- _Your tasks_
• 1. Condense the paragraph of the upload latency post that begins "Our large-file upload path uses a multipart upload model" into a short bulleted list that keeps its main facts.
• 2. From the upload latency post, extract the passage between "This post documents" and "commits the object.", inclusive, copying it word for word.

Where the latency hid, what we changed, and a representative benchmark.

Large file uploads get interrupted. Network hiccups, mobile clients switching between WiFi and cellular, laptop lids closing at inconvenient moments — resumable uploads exist because the alternative, restarting a multi-gigabyte transfer from scratch, is not something users will tolerate. We’ve had resumable large-file upload support for years. What we didn’t have, until this quarter, was a resume path that was as fast as it could be.

This post documents where we found 80 milliseconds of unnecessary latency in the resume flow, what we changed, and what the numbers look like now. It’s a specific engineering story, not a product announcement, but if you’re running large-file workflows through SEND-SECURELY.COM — radiology archives, financial transaction datasets, engineering CAD packages — the change is real and you’ll notice it.

The original resume flow

Our large-file upload path uses a multipart upload model. When a client initiates an upload of a file above our multipart threshold (currently 100 MB), the upload is broken into chunks of up to 64 MB each. The client uploads chunks in parallel to a set of pre-authorized upload URLs, then signals completion. The server assembles the parts and commits the object.

When an upload is interrupted mid-way and the client reconnects, it needs to determine which chunks were successfully received so it can resume from the right point. The original resume flow worked like this:

  1. Client sends a resume request with the upload session ID.
  2. Server queries the database for the upload session record, retrieving the list of all chunks and their completion status.
  3. Server returns the list of completed chunks to the client.
  4. Client computes which chunks remain, validates that the chunks it already sent match what it intends to send (by re-reading chunk content and computing hashes), then begins uploading remaining chunks.

Step 4 contained the problem. “Validates that the chunks it already sent match what it intends to send” sounds straightforward. In practice it meant: for every chunk the server reported as received, the client re-read that chunk from disk and computed a SHA-256 hash, then compared it against what the server stored. This was correct behavior — you don’t want to resume uploading a file that changed on disk between the initial upload and the resume — but it was doing that work sequentially, blocking the resume upload from starting until every received chunk had been locally re-verified.

For a 2 GB file with 32 chunks of 64 MB each, if the upload was interrupted after 20 chunks, the client re-read and hashed all 20 previously-uploaded chunks before starting to upload the remaining 12. On typical NVMe storage that’s fast, but it’s not free. We were measuring 80–120 ms of latency between “client receives resume response” and “first byte of resuming upload hits our ingress” that was attributable entirely to sequential chunk re-hashing.

Where the 80 ms hid

The root cause was an architectural decision that made sense when we designed it but hadn’t been re-examined as our understanding of the use cases matured.

The original thinking was: verify everything before resuming, to prevent a corrupted or partially-modified file from completing an upload without the modification being caught. That’s correct thinking. The implementation mistake was making the verification synchronous and blocking on the critical path.

- _Material provided_
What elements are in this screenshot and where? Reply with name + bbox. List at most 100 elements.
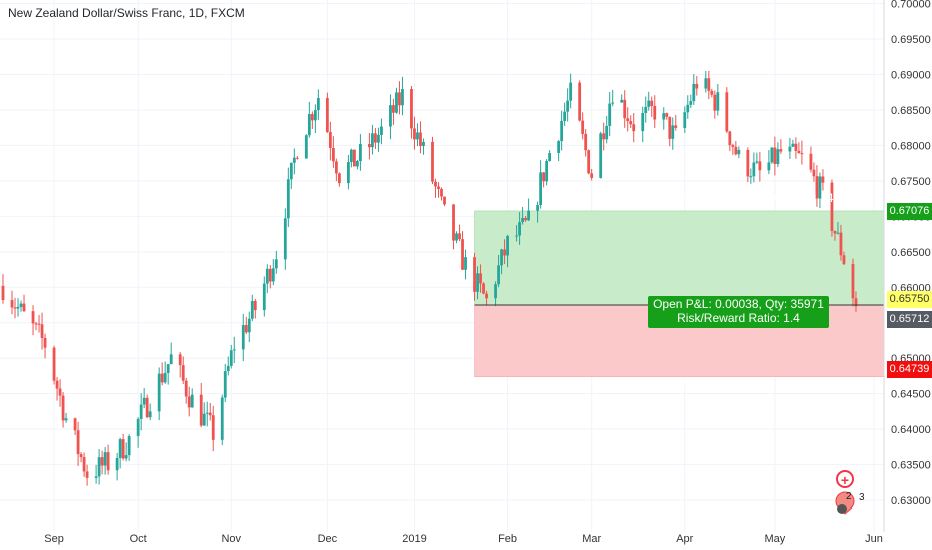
candle-body [76, 430, 80, 455]
candle-body [377, 134, 380, 143]
candle-body [283, 218, 287, 260]
candle-body [497, 265, 500, 285]
candle-body [178, 354, 182, 366]
candle-body [458, 233, 461, 240]
candle-body [359, 144, 362, 162]
candle-body [854, 298, 858, 307]
candle-body [791, 143, 795, 147]
candle-body [356, 161, 359, 167]
candle-body [620, 99, 624, 103]
entry-price-tag: 0.65750 [887, 291, 932, 308]
profit-zone[interactable] [474, 210, 885, 306]
target-label[interactable]: Target: 0.01364 (2.08%) 136.4, Amount: 1… [604, 191, 864, 205]
candle-body [310, 114, 314, 121]
candle-body [674, 125, 678, 128]
candle-body [82, 457, 86, 472]
candle-body [539, 172, 543, 206]
stop-label[interactable]: Stop: 0.00973 (1.48%) 97.3, Amount: 650 [625, 375, 846, 389]
y-tick-label: 0.70000 [891, 0, 931, 11]
candle-body [515, 235, 518, 237]
price-axis[interactable]: 0.70000 0.69500 0.69000 0.68500 0.68000 0.675… [891, 0, 931, 507]
candle-body [683, 112, 687, 128]
candle-body [316, 97, 320, 111]
candle-body [566, 100, 570, 112]
candle-body [184, 380, 188, 397]
candle-body [611, 102, 615, 104]
candle-body [40, 324, 44, 338]
candle-body [307, 114, 311, 136]
candle-body [199, 394, 203, 426]
pnl-label: Open P&L: 0.00038, Qty: 35971 [653, 297, 824, 311]
candle-body [208, 412, 212, 416]
candle-body [662, 113, 666, 120]
plus-icon[interactable]: + [836, 470, 854, 488]
candle-body [563, 111, 567, 121]
candle-body [800, 153, 804, 155]
candle-body [578, 82, 582, 121]
chart-title: New Zealand Dollar/Swiss Franc, 1D, FXCM [8, 6, 245, 20]
event-flag-icon[interactable] [834, 490, 856, 516]
candle-body [812, 169, 816, 177]
candle-body [100, 457, 104, 466]
candle-body [713, 94, 717, 111]
risk-reward-label: Risk/Reward Ratio: 1.4 [677, 311, 800, 325]
candle-body [668, 116, 672, 139]
y-tick-label: 0.67500 [891, 176, 931, 188]
candle-body [55, 380, 59, 389]
candle-body [247, 318, 251, 333]
event-count-3[interactable]: 3 [859, 492, 865, 503]
candle-body [503, 249, 506, 256]
candle-body [368, 144, 371, 148]
event-count-2[interactable]: 2 [846, 491, 852, 502]
candle-body [349, 149, 353, 163]
candle-body [181, 365, 185, 381]
candle-body [295, 157, 299, 159]
candle-body [148, 411, 152, 418]
candle-body [121, 439, 125, 459]
candle-body [250, 300, 254, 319]
candle-body [779, 149, 783, 152]
candle-body [437, 186, 440, 189]
candle-body [271, 268, 275, 282]
x-tick-label: Feb [498, 533, 517, 545]
candle-body [392, 105, 395, 113]
x-tick-label: 2019 [402, 533, 426, 545]
y-tick-label: 0.68500 [891, 105, 931, 117]
candle-body [842, 255, 846, 265]
candle-body [127, 436, 131, 456]
candle-body [331, 148, 335, 162]
candle-body [413, 128, 416, 140]
candle-body [767, 162, 771, 171]
candle-body [262, 283, 266, 311]
candle-body [79, 454, 83, 458]
candle-body [536, 205, 540, 211]
pnl-box[interactable]: Open P&L: 0.00038, Qty: 35971 Risk/Rewar… [648, 296, 829, 328]
y-tick-label: 0.64500 [891, 389, 931, 401]
candle-body [839, 232, 843, 256]
time-axis[interactable]: Sep Oct Nov Dec 2019 Feb Mar Apr May Jun [44, 533, 883, 545]
candle-body [157, 373, 161, 412]
candle-body [602, 133, 606, 140]
y-tick-label: 0.68000 [891, 140, 931, 152]
candle-body [590, 173, 594, 178]
candle-body [707, 78, 711, 91]
candle-body [410, 89, 413, 129]
x-tick-label: Jun [865, 533, 883, 545]
candle-body [548, 153, 552, 161]
candle-body [671, 125, 675, 139]
candle-body [64, 418, 68, 421]
y-tick-label: 0.66500 [891, 247, 931, 259]
candle-body [97, 457, 101, 477]
candle-body [830, 182, 834, 231]
candles [1, 70, 858, 486]
candle-body [223, 371, 227, 398]
candle-body [770, 147, 774, 163]
candle-body [569, 82, 573, 101]
candle-body [353, 149, 356, 167]
candle-body [145, 397, 149, 418]
candle-body [689, 101, 693, 105]
candle-body [455, 233, 458, 241]
candle-body [241, 325, 245, 350]
candle-body [581, 120, 585, 134]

- _Answers to the exercises_
• 1.
- Large-file uploads use a multipart model.
- Files above the multipart threshold (currently 100 MB) are split into chunks of up to 64 MB each.
- The client uploads chunks in parallel to pre-authorized upload URLs, then signals completion.
- The server assembles the parts and commits the object.

• 2.
This post documents where we found 80 milliseconds of unnecessary latency in the resume flow, what we changed, and what the numbers look like now. It’s a specific engineering story, not a product announcement, but if you’re running large-file workflows through SEND-SECURELY.COM — radiology archives, financial transaction datasets, engineering CAD packages — the change is real and you’ll notice it.

The original resume flow

Our large-file upload path uses a multipart upload model. When a client initiates an upload of a file above our multipart threshold (currently 100 MB), the upload is broken into chunks of up to 64 MB each. The client uploads chunks in parallel to a set of pre-authorized upload URLs, then signals completion. The server assembles the parts and commits the object.